## START SUPPLIED DATA

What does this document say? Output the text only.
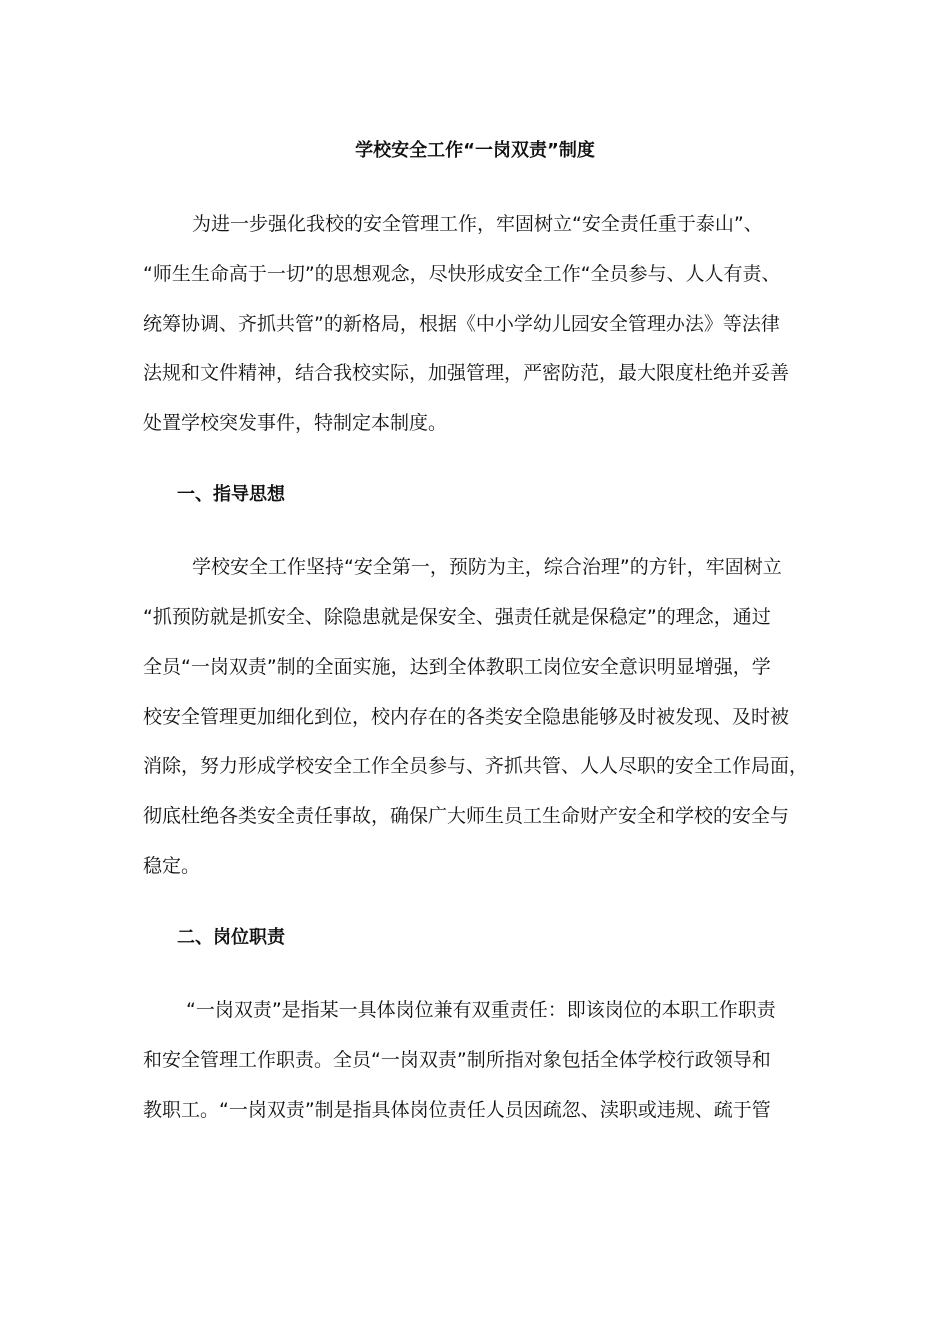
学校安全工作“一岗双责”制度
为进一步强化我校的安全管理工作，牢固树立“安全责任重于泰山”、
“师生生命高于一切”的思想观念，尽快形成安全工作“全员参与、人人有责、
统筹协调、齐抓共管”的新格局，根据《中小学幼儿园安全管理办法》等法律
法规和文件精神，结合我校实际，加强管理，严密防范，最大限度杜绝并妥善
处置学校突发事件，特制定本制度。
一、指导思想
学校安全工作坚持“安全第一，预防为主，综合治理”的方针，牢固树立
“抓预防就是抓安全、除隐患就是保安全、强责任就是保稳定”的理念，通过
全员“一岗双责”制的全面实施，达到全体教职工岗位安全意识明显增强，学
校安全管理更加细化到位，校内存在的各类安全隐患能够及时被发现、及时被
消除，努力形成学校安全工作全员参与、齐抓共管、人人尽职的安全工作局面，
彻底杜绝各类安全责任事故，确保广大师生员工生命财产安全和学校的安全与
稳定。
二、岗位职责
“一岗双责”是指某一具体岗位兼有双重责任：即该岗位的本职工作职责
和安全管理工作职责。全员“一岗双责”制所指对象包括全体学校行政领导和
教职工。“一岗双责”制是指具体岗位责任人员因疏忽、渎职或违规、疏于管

## END SUPPLIED DATA

**SET PROBLEM**: Would you return the data exactly as written, without the pictures?

**SOLVED EXERCISE**:
What does this document say? Output the text only.
学校安全工作“一岗双责”制度
为进一步强化我校的安全管理工作，牢固树立“安全责任重于泰山”、
“师生生命高于一切”的思想观念，尽快形成安全工作“全员参与、人人有责、
统筹协调、齐抓共管”的新格局，根据《中小学幼儿园安全管理办法》等法律
法规和文件精神，结合我校实际，加强管理，严密防范，最大限度杜绝并妥善
处置学校突发事件，特制定本制度。
一、指导思想
学校安全工作坚持“安全第一，预防为主，综合治理”的方针，牢固树立
“抓预防就是抓安全、除隐患就是保安全、强责任就是保稳定”的理念，通过
全员“一岗双责”制的全面实施，达到全体教职工岗位安全意识明显增强，学
校安全管理更加细化到位，校内存在的各类安全隐患能够及时被发现、及时被
消除，努力形成学校安全工作全员参与、齐抓共管、人人尽职的安全工作局面，
彻底杜绝各类安全责任事故，确保广大师生员工生命财产安全和学校的安全与
稳定。
二、岗位职责
“一岗双责”是指某一具体岗位兼有双重责任：即该岗位的本职工作职责
和安全管理工作职责。全员“一岗双责”制所指对象包括全体学校行政领导和
教职工。“一岗双责”制是指具体岗位责任人员因疏忽、渎职或违规、疏于管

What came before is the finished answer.